§ **Request**
Copy out the entries verbatim, beginning at the line that contains "List every element" and ending with the line that contains "264, 597, 308]", with both of those lines included.

§ **Exercise data**

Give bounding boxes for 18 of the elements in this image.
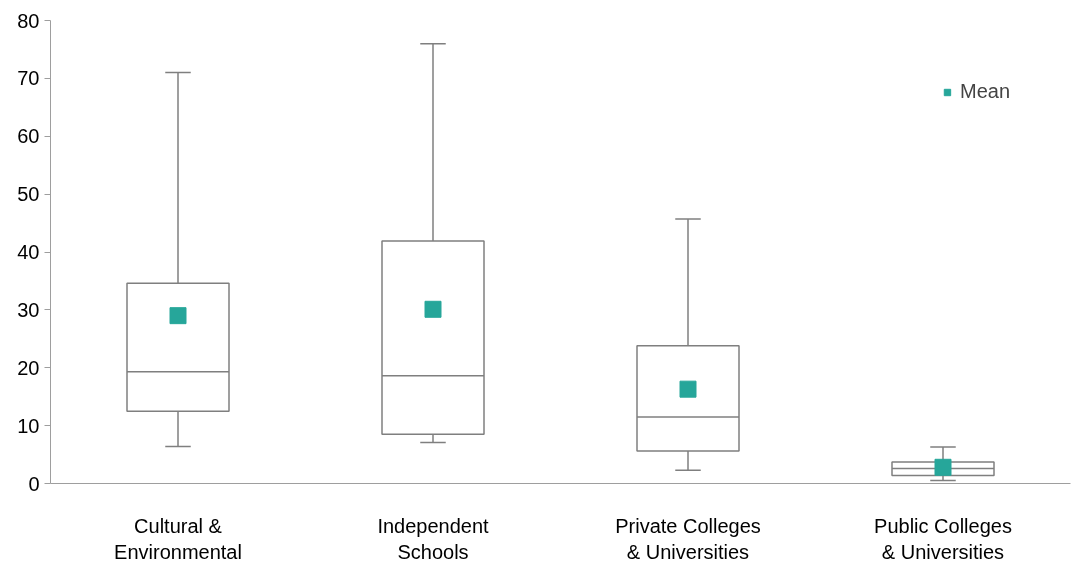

...

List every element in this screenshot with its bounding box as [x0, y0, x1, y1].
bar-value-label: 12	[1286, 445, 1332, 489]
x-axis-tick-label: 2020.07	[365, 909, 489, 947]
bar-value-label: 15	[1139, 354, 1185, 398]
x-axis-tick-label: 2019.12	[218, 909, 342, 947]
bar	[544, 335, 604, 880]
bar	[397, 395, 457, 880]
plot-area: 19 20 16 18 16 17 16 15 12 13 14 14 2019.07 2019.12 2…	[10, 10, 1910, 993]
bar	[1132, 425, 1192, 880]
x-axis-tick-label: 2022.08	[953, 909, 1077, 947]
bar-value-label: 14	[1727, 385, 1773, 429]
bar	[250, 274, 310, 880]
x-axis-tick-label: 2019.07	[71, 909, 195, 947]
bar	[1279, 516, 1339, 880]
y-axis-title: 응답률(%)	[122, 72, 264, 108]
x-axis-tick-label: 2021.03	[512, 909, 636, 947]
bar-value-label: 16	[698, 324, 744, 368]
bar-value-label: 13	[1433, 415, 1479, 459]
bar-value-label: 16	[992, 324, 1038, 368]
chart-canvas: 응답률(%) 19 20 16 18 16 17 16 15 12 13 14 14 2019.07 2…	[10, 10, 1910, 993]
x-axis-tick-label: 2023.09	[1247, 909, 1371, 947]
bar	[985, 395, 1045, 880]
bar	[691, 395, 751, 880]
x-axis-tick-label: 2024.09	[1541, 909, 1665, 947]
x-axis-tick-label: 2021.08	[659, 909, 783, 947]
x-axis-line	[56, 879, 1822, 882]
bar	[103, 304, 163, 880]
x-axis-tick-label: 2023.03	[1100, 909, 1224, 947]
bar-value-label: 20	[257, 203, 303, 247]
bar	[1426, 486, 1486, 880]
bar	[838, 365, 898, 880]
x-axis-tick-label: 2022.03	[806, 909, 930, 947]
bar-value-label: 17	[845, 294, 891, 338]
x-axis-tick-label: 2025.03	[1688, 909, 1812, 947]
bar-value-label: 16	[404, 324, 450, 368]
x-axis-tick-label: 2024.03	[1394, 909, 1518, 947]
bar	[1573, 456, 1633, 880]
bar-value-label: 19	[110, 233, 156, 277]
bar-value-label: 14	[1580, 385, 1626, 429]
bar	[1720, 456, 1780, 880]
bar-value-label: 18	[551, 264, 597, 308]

* * *

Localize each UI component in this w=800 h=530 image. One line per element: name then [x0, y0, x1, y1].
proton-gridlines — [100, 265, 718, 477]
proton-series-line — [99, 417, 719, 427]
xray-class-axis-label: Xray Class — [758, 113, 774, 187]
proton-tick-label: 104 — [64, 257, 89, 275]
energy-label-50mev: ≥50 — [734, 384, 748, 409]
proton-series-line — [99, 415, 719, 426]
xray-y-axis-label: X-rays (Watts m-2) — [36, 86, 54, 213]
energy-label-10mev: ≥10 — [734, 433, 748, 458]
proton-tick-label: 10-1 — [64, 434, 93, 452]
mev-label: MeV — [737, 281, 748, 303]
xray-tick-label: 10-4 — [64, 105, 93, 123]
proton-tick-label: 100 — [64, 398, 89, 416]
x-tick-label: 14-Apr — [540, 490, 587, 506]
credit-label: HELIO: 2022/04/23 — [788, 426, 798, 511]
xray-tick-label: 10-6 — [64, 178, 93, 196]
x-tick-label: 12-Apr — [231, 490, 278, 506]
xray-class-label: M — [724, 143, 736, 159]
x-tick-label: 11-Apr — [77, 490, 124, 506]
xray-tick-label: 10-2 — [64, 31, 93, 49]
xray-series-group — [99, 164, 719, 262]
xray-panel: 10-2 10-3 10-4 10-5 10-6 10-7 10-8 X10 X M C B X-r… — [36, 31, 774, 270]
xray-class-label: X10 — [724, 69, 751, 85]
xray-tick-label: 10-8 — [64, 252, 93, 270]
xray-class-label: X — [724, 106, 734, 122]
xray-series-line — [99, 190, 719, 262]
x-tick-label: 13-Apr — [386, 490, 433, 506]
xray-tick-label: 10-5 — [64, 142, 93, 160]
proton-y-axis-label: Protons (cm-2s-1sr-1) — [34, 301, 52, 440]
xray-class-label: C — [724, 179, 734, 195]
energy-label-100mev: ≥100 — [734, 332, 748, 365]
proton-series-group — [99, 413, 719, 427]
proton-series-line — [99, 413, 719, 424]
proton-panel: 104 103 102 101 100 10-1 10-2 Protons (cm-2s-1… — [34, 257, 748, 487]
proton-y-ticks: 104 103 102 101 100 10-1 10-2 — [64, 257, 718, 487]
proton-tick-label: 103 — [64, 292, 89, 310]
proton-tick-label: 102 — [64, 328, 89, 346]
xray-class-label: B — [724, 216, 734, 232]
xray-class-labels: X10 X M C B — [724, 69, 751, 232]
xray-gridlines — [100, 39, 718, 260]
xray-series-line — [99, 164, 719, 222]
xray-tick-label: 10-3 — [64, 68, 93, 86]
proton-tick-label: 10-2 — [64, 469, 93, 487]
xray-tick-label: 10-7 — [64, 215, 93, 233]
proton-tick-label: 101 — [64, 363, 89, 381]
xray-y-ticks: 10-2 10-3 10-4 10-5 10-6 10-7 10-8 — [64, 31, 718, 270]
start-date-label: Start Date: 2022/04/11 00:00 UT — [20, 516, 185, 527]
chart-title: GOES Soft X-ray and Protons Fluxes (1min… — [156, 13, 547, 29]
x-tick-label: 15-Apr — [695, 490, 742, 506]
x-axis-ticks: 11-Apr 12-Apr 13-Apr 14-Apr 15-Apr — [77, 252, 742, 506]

§ **Complete response**
List every element in this screenshot with its bounding box as [x0, y0, x1, y1].
bar-value-label: 12	[1286, 445, 1332, 489]
x-axis-tick-label: 2020.07	[365, 909, 489, 947]
bar-value-label: 15	[1139, 354, 1185, 398]
x-axis-tick-label: 2019.12	[218, 909, 342, 947]
bar	[544, 335, 604, 880]
bar	[397, 395, 457, 880]
plot-area: 19 20 16 18 16 17 16 15 12 13 14 14 2019.07 2019.12 2…	[10, 10, 1910, 993]
bar	[1132, 425, 1192, 880]
x-axis-tick-label: 2022.08	[953, 909, 1077, 947]
bar-value-label: 14	[1727, 385, 1773, 429]
bar	[250, 274, 310, 880]
x-axis-tick-label: 2019.07	[71, 909, 195, 947]
bar	[1279, 516, 1339, 880]
y-axis-title: 응답률(%)	[122, 72, 264, 108]
x-axis-tick-label: 2021.03	[512, 909, 636, 947]
bar-value-label: 16	[698, 324, 744, 368]
bar-value-label: 13	[1433, 415, 1479, 459]
bar-value-label: 16	[992, 324, 1038, 368]
chart-canvas: 응답률(%) 19 20 16 18 16 17 16 15 12 13 14 14 2019.07 2…	[10, 10, 1910, 993]
x-axis-tick-label: 2023.09	[1247, 909, 1371, 947]
bar	[985, 395, 1045, 880]
bar	[691, 395, 751, 880]
x-axis-tick-label: 2024.09	[1541, 909, 1665, 947]
x-axis-tick-label: 2021.08	[659, 909, 783, 947]
x-axis-line	[56, 879, 1822, 882]
bar	[103, 304, 163, 880]
x-axis-tick-label: 2023.03	[1100, 909, 1224, 947]
bar-value-label: 20	[257, 203, 303, 247]
bar	[1426, 486, 1486, 880]
bar	[838, 365, 898, 880]
x-axis-tick-label: 2022.03	[806, 909, 930, 947]
bar-value-label: 17	[845, 294, 891, 338]
x-axis-tick-label: 2025.03	[1688, 909, 1812, 947]
bar-value-label: 16	[404, 324, 450, 368]
x-axis-tick-label: 2024.03	[1394, 909, 1518, 947]
bar	[1573, 456, 1633, 880]
bar-value-label: 19	[110, 233, 156, 277]
bar-value-label: 14	[1580, 385, 1626, 429]
bar	[1720, 456, 1780, 880]
bar-value-label: 18	[551, 264, 597, 308]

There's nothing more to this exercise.